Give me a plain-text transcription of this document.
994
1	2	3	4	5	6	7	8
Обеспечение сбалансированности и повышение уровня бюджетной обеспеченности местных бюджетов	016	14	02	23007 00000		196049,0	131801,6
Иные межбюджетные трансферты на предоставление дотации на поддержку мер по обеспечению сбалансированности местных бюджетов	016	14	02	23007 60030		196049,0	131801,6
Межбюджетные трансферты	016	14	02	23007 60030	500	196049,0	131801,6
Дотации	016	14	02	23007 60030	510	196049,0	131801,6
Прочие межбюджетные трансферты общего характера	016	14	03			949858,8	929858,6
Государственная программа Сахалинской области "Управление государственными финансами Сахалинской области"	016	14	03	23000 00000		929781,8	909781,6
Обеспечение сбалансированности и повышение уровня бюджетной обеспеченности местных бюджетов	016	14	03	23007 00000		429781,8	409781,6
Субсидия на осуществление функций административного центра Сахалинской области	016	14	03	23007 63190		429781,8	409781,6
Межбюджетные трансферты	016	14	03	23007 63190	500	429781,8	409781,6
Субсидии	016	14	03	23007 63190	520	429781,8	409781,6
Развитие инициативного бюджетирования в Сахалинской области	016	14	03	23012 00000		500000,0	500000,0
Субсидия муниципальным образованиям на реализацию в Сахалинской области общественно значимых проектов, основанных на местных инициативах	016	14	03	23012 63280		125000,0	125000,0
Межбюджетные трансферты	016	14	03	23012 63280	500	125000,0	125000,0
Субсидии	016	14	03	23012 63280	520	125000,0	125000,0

^^^^^^^^^^^^^^^^

Exercise objective:
Copy every line of the listing containing the string "Обеспечение".

Result of this exercise:
Обеспечение сбалансированности и повышение уровня бюджетной обеспеченности местных бюджетов	016	14	02	23007 00000		196049,0	131801,6
Обеспечение сбалансированности и повышение уровня бюджетной обеспеченности местных бюджетов	016	14	03	23007 00000		429781,8	409781,6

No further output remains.